::: PROVIDED DATA :::

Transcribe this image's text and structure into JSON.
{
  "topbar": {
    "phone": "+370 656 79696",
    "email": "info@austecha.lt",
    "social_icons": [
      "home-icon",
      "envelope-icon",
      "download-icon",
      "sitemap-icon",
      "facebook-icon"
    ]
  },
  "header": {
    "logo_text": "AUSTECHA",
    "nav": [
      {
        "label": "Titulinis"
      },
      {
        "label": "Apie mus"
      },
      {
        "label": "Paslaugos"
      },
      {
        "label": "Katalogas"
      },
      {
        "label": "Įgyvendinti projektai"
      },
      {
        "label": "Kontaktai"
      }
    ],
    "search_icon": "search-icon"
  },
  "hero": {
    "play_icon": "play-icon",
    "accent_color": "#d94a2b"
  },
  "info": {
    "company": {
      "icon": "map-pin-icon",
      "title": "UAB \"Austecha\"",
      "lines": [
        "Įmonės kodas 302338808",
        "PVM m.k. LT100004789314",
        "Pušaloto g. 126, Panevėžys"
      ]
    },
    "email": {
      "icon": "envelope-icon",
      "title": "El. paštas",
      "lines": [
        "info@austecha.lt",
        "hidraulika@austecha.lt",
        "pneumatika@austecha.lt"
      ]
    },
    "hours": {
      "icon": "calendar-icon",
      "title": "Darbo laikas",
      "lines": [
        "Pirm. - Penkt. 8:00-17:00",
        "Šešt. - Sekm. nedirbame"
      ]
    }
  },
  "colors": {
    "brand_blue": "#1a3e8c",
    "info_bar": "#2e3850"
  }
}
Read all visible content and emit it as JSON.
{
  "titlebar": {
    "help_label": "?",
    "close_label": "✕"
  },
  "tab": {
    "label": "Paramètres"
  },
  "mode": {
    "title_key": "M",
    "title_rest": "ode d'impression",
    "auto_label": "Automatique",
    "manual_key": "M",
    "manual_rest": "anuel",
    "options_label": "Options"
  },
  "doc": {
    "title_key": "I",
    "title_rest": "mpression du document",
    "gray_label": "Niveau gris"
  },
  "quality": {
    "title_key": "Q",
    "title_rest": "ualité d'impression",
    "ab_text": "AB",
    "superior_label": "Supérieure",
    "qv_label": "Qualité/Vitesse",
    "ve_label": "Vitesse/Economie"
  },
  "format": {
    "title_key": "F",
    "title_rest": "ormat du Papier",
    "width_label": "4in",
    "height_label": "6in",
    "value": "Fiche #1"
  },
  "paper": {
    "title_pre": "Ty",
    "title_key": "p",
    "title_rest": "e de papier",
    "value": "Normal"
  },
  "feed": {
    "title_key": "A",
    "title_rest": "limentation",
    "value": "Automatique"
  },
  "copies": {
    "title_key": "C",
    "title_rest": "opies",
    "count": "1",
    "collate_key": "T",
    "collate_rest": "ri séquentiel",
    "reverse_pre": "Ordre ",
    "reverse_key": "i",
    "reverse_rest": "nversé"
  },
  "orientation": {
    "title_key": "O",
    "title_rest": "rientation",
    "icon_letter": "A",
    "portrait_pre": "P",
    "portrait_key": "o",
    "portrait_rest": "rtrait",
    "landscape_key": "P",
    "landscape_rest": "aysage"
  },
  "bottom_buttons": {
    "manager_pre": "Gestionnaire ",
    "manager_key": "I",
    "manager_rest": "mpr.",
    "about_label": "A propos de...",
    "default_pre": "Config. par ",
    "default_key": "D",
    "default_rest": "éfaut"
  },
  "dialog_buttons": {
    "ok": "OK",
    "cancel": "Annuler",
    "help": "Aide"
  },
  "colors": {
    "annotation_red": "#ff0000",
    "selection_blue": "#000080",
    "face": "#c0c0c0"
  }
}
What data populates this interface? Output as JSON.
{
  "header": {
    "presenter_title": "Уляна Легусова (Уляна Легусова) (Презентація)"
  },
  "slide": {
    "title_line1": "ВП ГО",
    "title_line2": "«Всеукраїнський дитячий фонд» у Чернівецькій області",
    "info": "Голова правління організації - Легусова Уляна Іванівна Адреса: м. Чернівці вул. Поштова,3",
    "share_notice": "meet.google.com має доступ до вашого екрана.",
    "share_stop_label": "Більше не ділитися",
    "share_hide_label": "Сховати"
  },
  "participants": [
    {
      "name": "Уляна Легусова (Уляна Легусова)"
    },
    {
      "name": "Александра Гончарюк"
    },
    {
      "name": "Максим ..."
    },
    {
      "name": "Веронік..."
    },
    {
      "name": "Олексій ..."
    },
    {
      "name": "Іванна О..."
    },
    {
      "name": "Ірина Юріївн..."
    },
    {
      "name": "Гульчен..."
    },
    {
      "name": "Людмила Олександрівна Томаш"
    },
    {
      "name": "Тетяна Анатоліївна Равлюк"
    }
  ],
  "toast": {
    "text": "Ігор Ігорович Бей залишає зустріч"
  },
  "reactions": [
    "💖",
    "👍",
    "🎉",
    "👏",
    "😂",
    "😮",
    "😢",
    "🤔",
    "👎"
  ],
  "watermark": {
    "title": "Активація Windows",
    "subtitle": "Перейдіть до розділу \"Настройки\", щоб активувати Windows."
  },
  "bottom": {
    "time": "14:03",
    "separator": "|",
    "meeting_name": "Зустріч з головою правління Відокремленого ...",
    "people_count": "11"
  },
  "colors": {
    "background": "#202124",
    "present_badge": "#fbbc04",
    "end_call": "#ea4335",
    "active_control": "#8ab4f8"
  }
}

:::

GIVEN INSTRUCTION: Reproduce each record exactly, leaving nothing out.

RESPONSE TO THIS EXERCISE:
Transcribe this image's text and structure into JSON.
{
  "topbar": {
    "phone": "+370 656 79696",
    "email": "info@austecha.lt",
    "social_icons": [
      "home-icon",
      "envelope-icon",
      "download-icon",
      "sitemap-icon",
      "facebook-icon"
    ]
  },
  "header": {
    "logo_text": "AUSTECHA",
    "nav": [
      {
        "label": "Titulinis"
      },
      {
        "label": "Apie mus"
      },
      {
        "label": "Paslaugos"
      },
      {
        "label": "Katalogas"
      },
      {
        "label": "Įgyvendinti projektai"
      },
      {
        "label": "Kontaktai"
      }
    ],
    "search_icon": "search-icon"
  },
  "hero": {
    "play_icon": "play-icon",
    "accent_color": "#d94a2b"
  },
  "info": {
    "company": {
      "icon": "map-pin-icon",
      "title": "UAB \"Austecha\"",
      "lines": [
        "Įmonės kodas 302338808",
        "PVM m.k. LT100004789314",
        "Pušaloto g. 126, Panevėžys"
      ]
    },
    "email": {
      "icon": "envelope-icon",
      "title": "El. paštas",
      "lines": [
        "info@austecha.lt",
        "hidraulika@austecha.lt",
        "pneumatika@austecha.lt"
      ]
    },
    "hours": {
      "icon": "calendar-icon",
      "title": "Darbo laikas",
      "lines": [
        "Pirm. - Penkt. 8:00-17:00",
        "Šešt. - Sekm. nedirbame"
      ]
    }
  },
  "colors": {
    "brand_blue": "#1a3e8c",
    "info_bar": "#2e3850"
  }
}
Read all visible content and emit it as JSON.
{
  "titlebar": {
    "help_label": "?",
    "close_label": "✕"
  },
  "tab": {
    "label": "Paramètres"
  },
  "mode": {
    "title_key": "M",
    "title_rest": "ode d'impression",
    "auto_label": "Automatique",
    "manual_key": "M",
    "manual_rest": "anuel",
    "options_label": "Options"
  },
  "doc": {
    "title_key": "I",
    "title_rest": "mpression du document",
    "gray_label": "Niveau gris"
  },
  "quality": {
    "title_key": "Q",
    "title_rest": "ualité d'impression",
    "ab_text": "AB",
    "superior_label": "Supérieure",
    "qv_label": "Qualité/Vitesse",
    "ve_label": "Vitesse/Economie"
  },
  "format": {
    "title_key": "F",
    "title_rest": "ormat du Papier",
    "width_label": "4in",
    "height_label": "6in",
    "value": "Fiche #1"
  },
  "paper": {
    "title_pre": "Ty",
    "title_key": "p",
    "title_rest": "e de papier",
    "value": "Normal"
  },
  "feed": {
    "title_key": "A",
    "title_rest": "limentation",
    "value": "Automatique"
  },
  "copies": {
    "title_key": "C",
    "title_rest": "opies",
    "count": "1",
    "collate_key": "T",
    "collate_rest": "ri séquentiel",
    "reverse_pre": "Ordre ",
    "reverse_key": "i",
    "reverse_rest": "nversé"
  },
  "orientation": {
    "title_key": "O",
    "title_rest": "rientation",
    "icon_letter": "A",
    "portrait_pre": "P",
    "portrait_key": "o",
    "portrait_rest": "rtrait",
    "landscape_key": "P",
    "landscape_rest": "aysage"
  },
  "bottom_buttons": {
    "manager_pre": "Gestionnaire ",
    "manager_key": "I",
    "manager_rest": "mpr.",
    "about_label": "A propos de...",
    "default_pre": "Config. par ",
    "default_key": "D",
    "default_rest": "éfaut"
  },
  "dialog_buttons": {
    "ok": "OK",
    "cancel": "Annuler",
    "help": "Aide"
  },
  "colors": {
    "annotation_red": "#ff0000",
    "selection_blue": "#000080",
    "face": "#c0c0c0"
  }
}
What data populates this interface? Output as JSON.
{
  "header": {
    "presenter_title": "Уляна Легусова (Уляна Легусова) (Презентація)"
  },
  "slide": {
    "title_line1": "ВП ГО",
    "title_line2": "«Всеукраїнський дитячий фонд» у Чернівецькій області",
    "info": "Голова правління організації - Легусова Уляна Іванівна Адреса: м. Чернівці вул. Поштова,3",
    "share_notice": "meet.google.com має доступ до вашого екрана.",
    "share_stop_label": "Більше не ділитися",
    "share_hide_label": "Сховати"
  },
  "participants": [
    {
      "name": "Уляна Легусова (Уляна Легусова)"
    },
    {
      "name": "Александра Гончарюк"
    },
    {
      "name": "Максим ..."
    },
    {
      "name": "Веронік..."
    },
    {
      "name": "Олексій ..."
    },
    {
      "name": "Іванна О..."
    },
    {
      "name": "Ірина Юріївн..."
    },
    {
      "name": "Гульчен..."
    },
    {
      "name": "Людмила Олександрівна Томаш"
    },
    {
      "name": "Тетяна Анатоліївна Равлюк"
    }
  ],
  "toast": {
    "text": "Ігор Ігорович Бей залишає зустріч"
  },
  "reactions": [
    "💖",
    "👍",
    "🎉",
    "👏",
    "😂",
    "😮",
    "😢",
    "🤔",
    "👎"
  ],
  "watermark": {
    "title": "Активація Windows",
    "subtitle": "Перейдіть до розділу \"Настройки\", щоб активувати Windows."
  },
  "bottom": {
    "time": "14:03",
    "separator": "|",
    "meeting_name": "Зустріч з головою правління Відокремленого ...",
    "people_count": "11"
  },
  "colors": {
    "background": "#202124",
    "present_badge": "#fbbc04",
    "end_call": "#ea4335",
    "active_control": "#8ab4f8"
  }
}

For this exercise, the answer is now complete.